- _Dataset rows_
[start]
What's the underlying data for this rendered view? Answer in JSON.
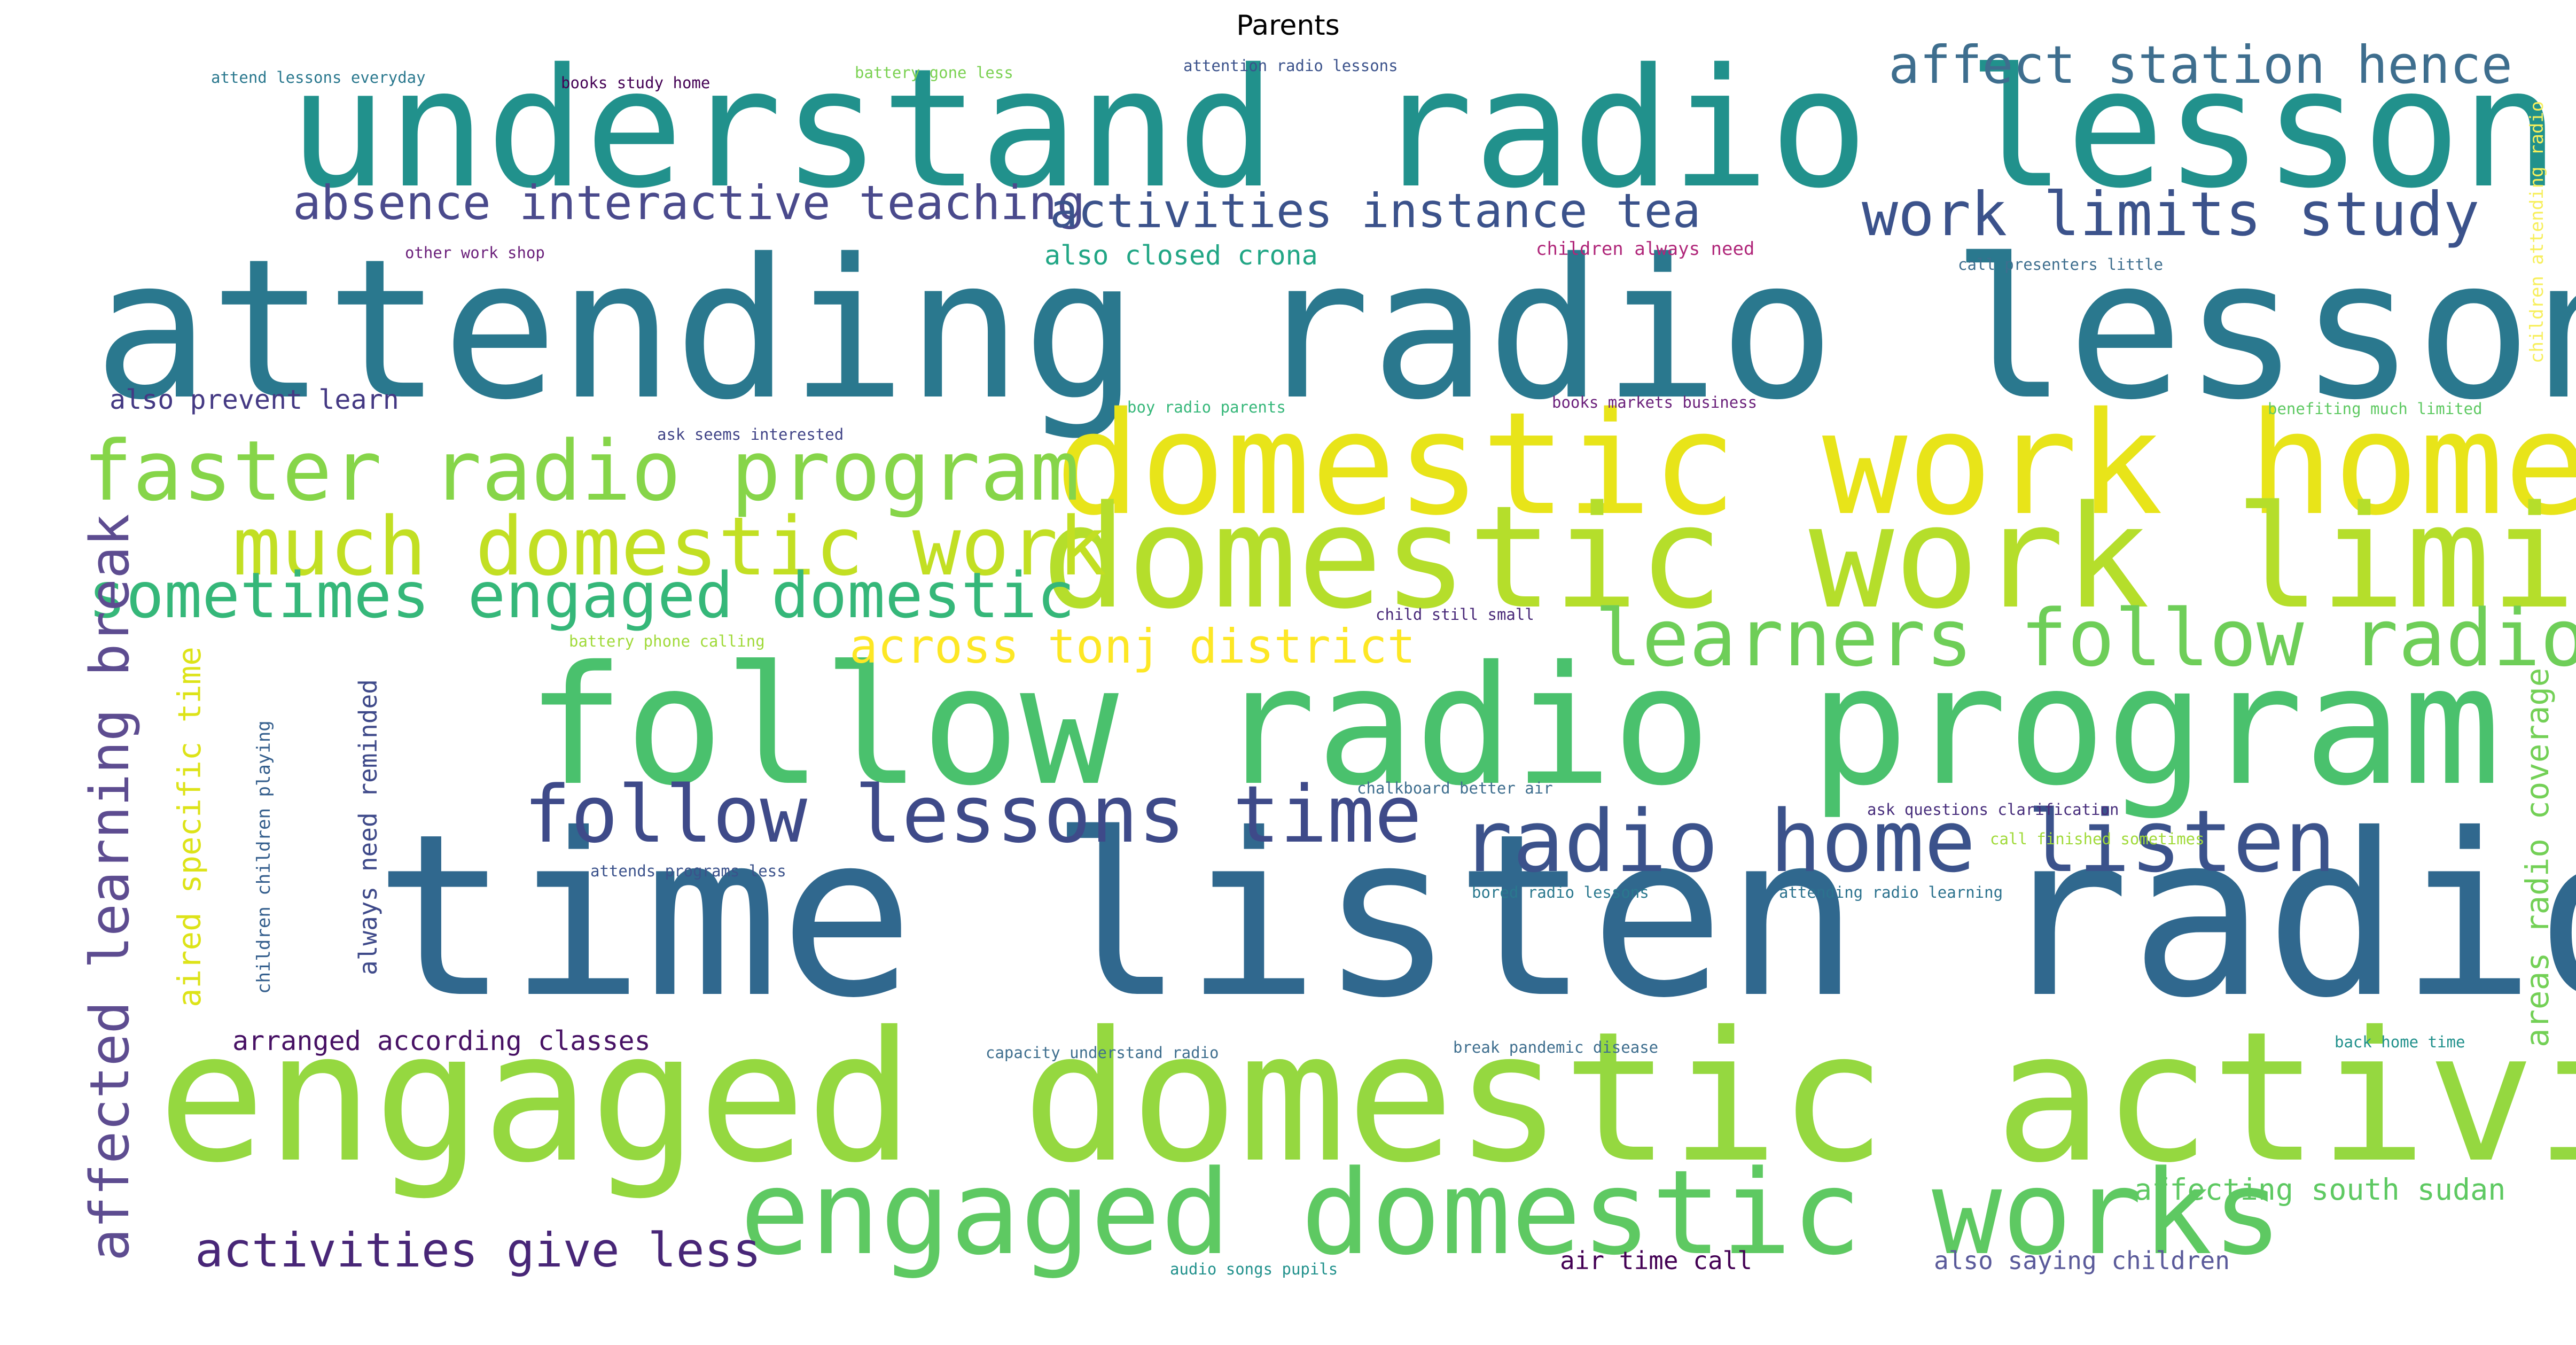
{
  "chart_data": {
    "type": "wordcloud",
    "title": "Parents",
    "words": [
      {
        "text": "time listen radio",
        "weight": 100,
        "color": "#30688e"
      },
      {
        "text": "attending radio lessons",
        "weight": 86,
        "color": "#2a788e"
      },
      {
        "text": "engaged domestic activities",
        "weight": 80,
        "color": "#95d840"
      },
      {
        "text": "understand radio lessons",
        "weight": 73,
        "color": "#21918c"
      },
      {
        "text": "follow radio program",
        "weight": 73,
        "color": "#4ac16d"
      },
      {
        "text": "domestic work home",
        "weight": 63,
        "color": "#e8e419"
      },
      {
        "text": "domestic work limits",
        "weight": 63,
        "color": "#b5de2b"
      },
      {
        "text": "engaged domestic works",
        "weight": 52,
        "color": "#5ec962"
      },
      {
        "text": "radio home listen",
        "weight": 38,
        "color": "#3b528b"
      },
      {
        "text": "faster radio program",
        "weight": 37,
        "color": "#86d549"
      },
      {
        "text": "much domestic work",
        "weight": 36,
        "color": "#c2df23"
      },
      {
        "text": "follow lessons time",
        "weight": 35,
        "color": "#3e4a89"
      },
      {
        "text": "learners follow radio",
        "weight": 35,
        "color": "#6ece58"
      },
      {
        "text": "sometimes engaged domestic",
        "weight": 28,
        "color": "#35b779"
      },
      {
        "text": "work limits study",
        "weight": 27,
        "color": "#3b528b"
      },
      {
        "text": "affected learning break",
        "weight": 24,
        "color": "#5d4c90"
      },
      {
        "text": "affect station hence",
        "weight": 23,
        "color": "#3e6e8e"
      },
      {
        "text": "absence interactive teaching",
        "weight": 21,
        "color": "#4a4a8c"
      },
      {
        "text": "activities instance tea",
        "weight": 21,
        "color": "#3b528b"
      },
      {
        "text": "across tonj district",
        "weight": 21,
        "color": "#fde725"
      },
      {
        "text": "activities give less",
        "weight": 21,
        "color": "#482677"
      },
      {
        "text": "aired specific time",
        "weight": 14,
        "color": "#dde318"
      },
      {
        "text": "areas radio coverage",
        "weight": 14,
        "color": "#73d056"
      },
      {
        "text": "affecting south sudan",
        "weight": 13,
        "color": "#5ec962"
      },
      {
        "text": "also closed crona",
        "weight": 12,
        "color": "#21a685"
      },
      {
        "text": "arranged according classes",
        "weight": 12,
        "color": "#471164"
      },
      {
        "text": "also prevent learn",
        "weight": 12,
        "color": "#443983"
      },
      {
        "text": "always need reminded",
        "weight": 11,
        "color": "#3e4989"
      },
      {
        "text": "air time call",
        "weight": 11,
        "color": "#440154"
      },
      {
        "text": "also saying children",
        "weight": 11,
        "color": "#5a5a9a"
      },
      {
        "text": "children always need",
        "weight": 8,
        "color": "#b0277a"
      },
      {
        "text": "children attending radio",
        "weight": 8,
        "color": "#f7ef5c"
      },
      {
        "text": "children children playing",
        "weight": 8,
        "color": "#355f8d"
      },
      {
        "text": "attend lessons everyday",
        "weight": 7,
        "color": "#2a788e"
      },
      {
        "text": "books study home",
        "weight": 7,
        "color": "#440154"
      },
      {
        "text": "battery gone less",
        "weight": 7,
        "color": "#7ad151"
      },
      {
        "text": "attention radio lessons",
        "weight": 7,
        "color": "#3b528b"
      },
      {
        "text": "other work shop",
        "weight": 7,
        "color": "#6a1f7a"
      },
      {
        "text": "call presenters little",
        "weight": 7,
        "color": "#3e6e8e"
      },
      {
        "text": "boy radio parents",
        "weight": 7,
        "color": "#35b779"
      },
      {
        "text": "books markets business",
        "weight": 7,
        "color": "#6a1f7a"
      },
      {
        "text": "benefiting much limited",
        "weight": 7,
        "color": "#5ec962"
      },
      {
        "text": "ask seems interested",
        "weight": 7,
        "color": "#414487"
      },
      {
        "text": "battery phone calling",
        "weight": 7,
        "color": "#a0da39"
      },
      {
        "text": "child still small",
        "weight": 7,
        "color": "#482878"
      },
      {
        "text": "chalkboard better air",
        "weight": 7,
        "color": "#3e6e8e"
      },
      {
        "text": "ask questions clarification",
        "weight": 7,
        "color": "#472d7b"
      },
      {
        "text": "call finished sometimes",
        "weight": 7,
        "color": "#a0da39"
      },
      {
        "text": "attends programs less",
        "weight": 7,
        "color": "#3b528b"
      },
      {
        "text": "bored radio lessons",
        "weight": 7,
        "color": "#2a788e"
      },
      {
        "text": "attending radio learning",
        "weight": 7,
        "color": "#2c728e"
      },
      {
        "text": "capacity understand radio",
        "weight": 7,
        "color": "#3e6e8e"
      },
      {
        "text": "break pandemic disease",
        "weight": 7,
        "color": "#3e6e8e"
      },
      {
        "text": "back home time",
        "weight": 7,
        "color": "#21918c"
      },
      {
        "text": "audio songs pupils",
        "weight": 7,
        "color": "#21918c"
      }
    ]
  }
}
[end]
- _Directions_
Check each line of the entries above for the word "understand". List the ones that have it.

- _Right answer_
        "text": "understand radio lessons",
        "text": "capacity understand radio",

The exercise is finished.